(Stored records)
---------------
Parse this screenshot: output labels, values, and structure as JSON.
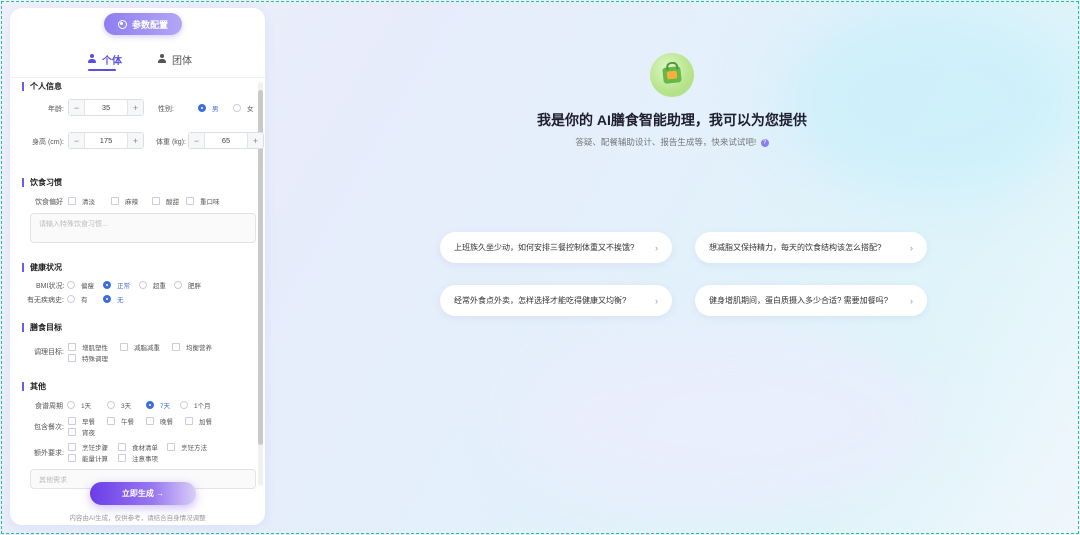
{
  "panel": {
    "param_button": "参数配置",
    "tabs": [
      {
        "label": "个体"
      },
      {
        "label": "团体"
      }
    ],
    "sections": {
      "personal": {
        "title": "个人信息",
        "age_label": "年龄:",
        "age_value": "35",
        "gender_label": "性别:",
        "gender_options": [
          "男",
          "女"
        ],
        "gender_selected": "男",
        "height_label": "身高 (cm):",
        "height_value": "175",
        "weight_label": "体重 (kg):",
        "weight_value": "65"
      },
      "diet": {
        "title": "饮食习惯",
        "pref_label": "饮食偏好",
        "pref_options": [
          "清淡",
          "麻辣",
          "酸甜",
          "重口味"
        ],
        "textarea_placeholder": "请输入特殊饮食习惯..."
      },
      "health": {
        "title": "健康状况",
        "bmi_label": "BMI状况:",
        "bmi_options": [
          "偏瘦",
          "正常",
          "超重",
          "肥胖"
        ],
        "bmi_selected": "正常",
        "disease_label": "有无疾病史:",
        "disease_options": [
          "有",
          "无"
        ],
        "disease_selected": "无"
      },
      "goal": {
        "title": "膳食目标",
        "adjust_label": "调理目标:",
        "options": [
          "增肌塑性",
          "减脂减重",
          "均衡营养",
          "特殊调理"
        ]
      },
      "other": {
        "title": "其他",
        "cycle_label": "食谱周期",
        "cycle_options": [
          "1天",
          "3天",
          "7天",
          "1个月"
        ],
        "cycle_selected": "7天",
        "meals_label": "包含餐次:",
        "meal_options": [
          "早餐",
          "午餐",
          "晚餐",
          "加餐",
          "宵夜"
        ],
        "extra_label": "额外要求:",
        "extra_options": [
          "烹饪步骤",
          "食材清单",
          "烹饪方法",
          "能量计算",
          "注意事项"
        ],
        "extra_placeholder": "其他需求"
      }
    },
    "generate_button": "立即生成 →",
    "disclaimer": "内容由AI生成，仅供参考，请结合自身情况调整"
  },
  "hero": {
    "title": "我是你的 AI膳食智能助理，我可以为您提供",
    "subtitle": "答疑、配餐辅助设计、报告生成等，快来试试吧!",
    "help_icon": "?"
  },
  "suggestions": [
    "上班族久坐少动，如何安排三餐控制体重又不挨饿?",
    "想减脂又保持精力，每天的饮食结构该怎么搭配?",
    "经常外食点外卖，怎样选择才能吃得健康又均衡?",
    "健身增肌期间，蛋白质摄入多少合适? 需要加餐吗?"
  ],
  "colors": {
    "accent": "#6c5ce7",
    "selected": "#3d6de0",
    "frame": "#2bbf8a"
  }
}
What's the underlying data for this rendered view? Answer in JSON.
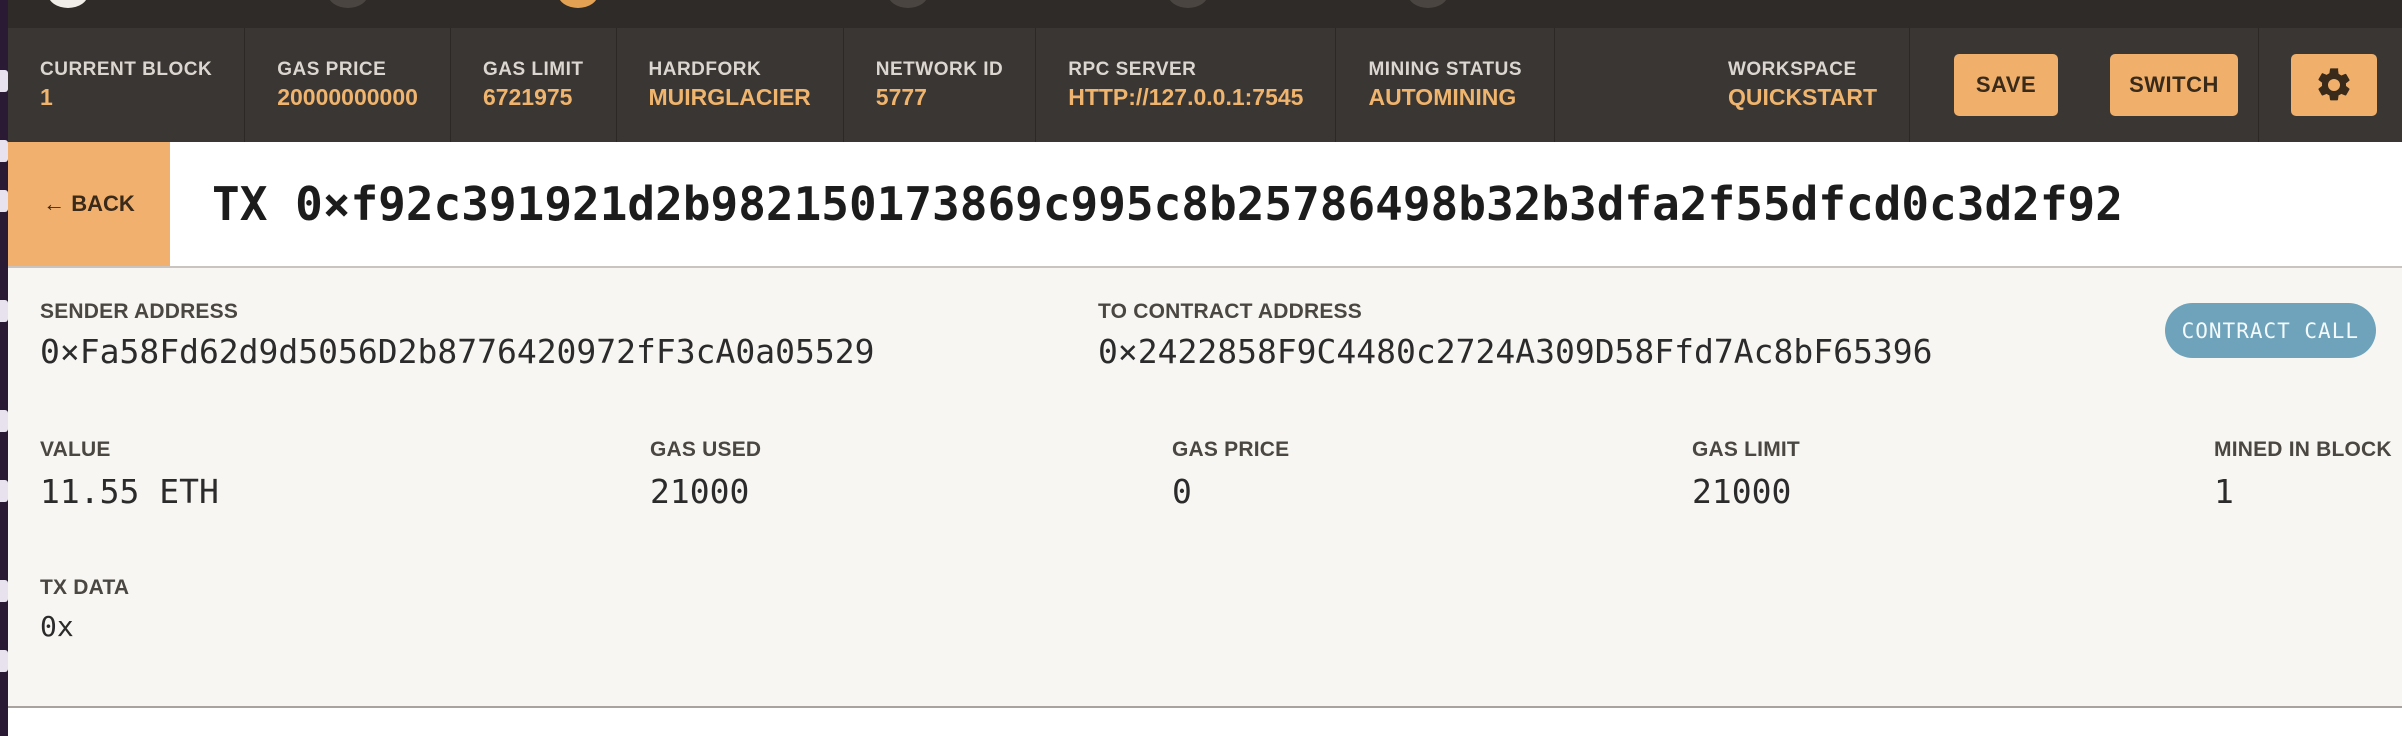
{
  "status_bar": {
    "items": [
      {
        "label": "CURRENT BLOCK",
        "value": "1"
      },
      {
        "label": "GAS PRICE",
        "value": "20000000000"
      },
      {
        "label": "GAS LIMIT",
        "value": "6721975"
      },
      {
        "label": "HARDFORK",
        "value": "MUIRGLACIER"
      },
      {
        "label": "NETWORK ID",
        "value": "5777"
      },
      {
        "label": "RPC SERVER",
        "value": "HTTP://127.0.0.1:7545"
      },
      {
        "label": "MINING STATUS",
        "value": "AUTOMINING"
      }
    ],
    "workspace": {
      "label": "WORKSPACE",
      "value": "QUICKSTART"
    },
    "save_label": "SAVE",
    "switch_label": "SWITCH"
  },
  "title_row": {
    "back_label": "← BACK",
    "title": "TX 0×f92c391921d2b982150173869c995c8b25786498b32b3dfa2f55dfcd0c3d2f92"
  },
  "details": {
    "sender": {
      "label": "SENDER ADDRESS",
      "value": "0×Fa58Fd62d9d5056D2b8776420972fF3cA0a05529"
    },
    "to_contract": {
      "label": "TO CONTRACT ADDRESS",
      "value": "0×2422858F9C4480c2724A309D58Ffd7Ac8bF65396"
    },
    "badge": "CONTRACT CALL",
    "value": {
      "label": "VALUE",
      "value": "11.55 ETH"
    },
    "gas_used": {
      "label": "GAS USED",
      "value": "21000"
    },
    "gas_price": {
      "label": "GAS PRICE",
      "value": "0"
    },
    "gas_limit": {
      "label": "GAS LIMIT",
      "value": "21000"
    },
    "mined_in_block": {
      "label": "MINED IN BLOCK",
      "value": "1"
    },
    "tx_data": {
      "label": "TX DATA",
      "value": "0x"
    }
  },
  "colors": {
    "accent": "#f0b06c",
    "header_bg": "#3a3633",
    "header_value": "#efb46d",
    "badge": "#6ea3bb",
    "panel_bg": "#f8f6f2"
  },
  "icons": {
    "settings": "gear-icon",
    "back": "arrow-left"
  }
}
---------------
■ **To be done**:
Reproduce every line exactly and omit all pictures.

■ **Written solution**:
Parse this screenshot: output labels, values, and structure as JSON.
{
  "panel": {
    "param_button": "参数配置",
    "tabs": [
      {
        "label": "个体"
      },
      {
        "label": "团体"
      }
    ],
    "sections": {
      "personal": {
        "title": "个人信息",
        "age_label": "年龄:",
        "age_value": "35",
        "gender_label": "性别:",
        "gender_options": [
          "男",
          "女"
        ],
        "gender_selected": "男",
        "height_label": "身高 (cm):",
        "height_value": "175",
        "weight_label": "体重 (kg):",
        "weight_value": "65"
      },
      "diet": {
        "title": "饮食习惯",
        "pref_label": "饮食偏好",
        "pref_options": [
          "清淡",
          "麻辣",
          "酸甜",
          "重口味"
        ],
        "textarea_placeholder": "请输入特殊饮食习惯..."
      },
      "health": {
        "title": "健康状况",
        "bmi_label": "BMI状况:",
        "bmi_options": [
          "偏瘦",
          "正常",
          "超重",
          "肥胖"
        ],
        "bmi_selected": "正常",
        "disease_label": "有无疾病史:",
        "disease_options": [
          "有",
          "无"
        ],
        "disease_selected": "无"
      },
      "goal": {
        "title": "膳食目标",
        "adjust_label": "调理目标:",
        "options": [
          "增肌塑性",
          "减脂减重",
          "均衡营养",
          "特殊调理"
        ]
      },
      "other": {
        "title": "其他",
        "cycle_label": "食谱周期",
        "cycle_options": [
          "1天",
          "3天",
          "7天",
          "1个月"
        ],
        "cycle_selected": "7天",
        "meals_label": "包含餐次:",
        "meal_options": [
          "早餐",
          "午餐",
          "晚餐",
          "加餐",
          "宵夜"
        ],
        "extra_label": "额外要求:",
        "extra_options": [
          "烹饪步骤",
          "食材清单",
          "烹饪方法",
          "能量计算",
          "注意事项"
        ],
        "extra_placeholder": "其他需求"
      }
    },
    "generate_button": "立即生成 →",
    "disclaimer": "内容由AI生成，仅供参考，请结合自身情况调整"
  },
  "hero": {
    "title": "我是你的 AI膳食智能助理，我可以为您提供",
    "subtitle": "答疑、配餐辅助设计、报告生成等，快来试试吧!",
    "help_icon": "?"
  },
  "suggestions": [
    "上班族久坐少动，如何安排三餐控制体重又不挨饿?",
    "想减脂又保持精力，每天的饮食结构该怎么搭配?",
    "经常外食点外卖，怎样选择才能吃得健康又均衡?",
    "健身增肌期间，蛋白质摄入多少合适? 需要加餐吗?"
  ],
  "colors": {
    "accent": "#6c5ce7",
    "selected": "#3d6de0",
    "frame": "#2bbf8a"
  }
}
What's the underlying data for this rendered view? Answer in JSON.
{
  "status_bar": {
    "items": [
      {
        "label": "CURRENT BLOCK",
        "value": "1"
      },
      {
        "label": "GAS PRICE",
        "value": "20000000000"
      },
      {
        "label": "GAS LIMIT",
        "value": "6721975"
      },
      {
        "label": "HARDFORK",
        "value": "MUIRGLACIER"
      },
      {
        "label": "NETWORK ID",
        "value": "5777"
      },
      {
        "label": "RPC SERVER",
        "value": "HTTP://127.0.0.1:7545"
      },
      {
        "label": "MINING STATUS",
        "value": "AUTOMINING"
      }
    ],
    "workspace": {
      "label": "WORKSPACE",
      "value": "QUICKSTART"
    },
    "save_label": "SAVE",
    "switch_label": "SWITCH"
  },
  "title_row": {
    "back_label": "← BACK",
    "title": "TX 0×f92c391921d2b982150173869c995c8b25786498b32b3dfa2f55dfcd0c3d2f92"
  },
  "details": {
    "sender": {
      "label": "SENDER ADDRESS",
      "value": "0×Fa58Fd62d9d5056D2b8776420972fF3cA0a05529"
    },
    "to_contract": {
      "label": "TO CONTRACT ADDRESS",
      "value": "0×2422858F9C4480c2724A309D58Ffd7Ac8bF65396"
    },
    "badge": "CONTRACT CALL",
    "value": {
      "label": "VALUE",
      "value": "11.55 ETH"
    },
    "gas_used": {
      "label": "GAS USED",
      "value": "21000"
    },
    "gas_price": {
      "label": "GAS PRICE",
      "value": "0"
    },
    "gas_limit": {
      "label": "GAS LIMIT",
      "value": "21000"
    },
    "mined_in_block": {
      "label": "MINED IN BLOCK",
      "value": "1"
    },
    "tx_data": {
      "label": "TX DATA",
      "value": "0x"
    }
  },
  "colors": {
    "accent": "#f0b06c",
    "header_bg": "#3a3633",
    "header_value": "#efb46d",
    "badge": "#6ea3bb",
    "panel_bg": "#f8f6f2"
  },
  "icons": {
    "settings": "gear-icon",
    "back": "arrow-left"
  }
}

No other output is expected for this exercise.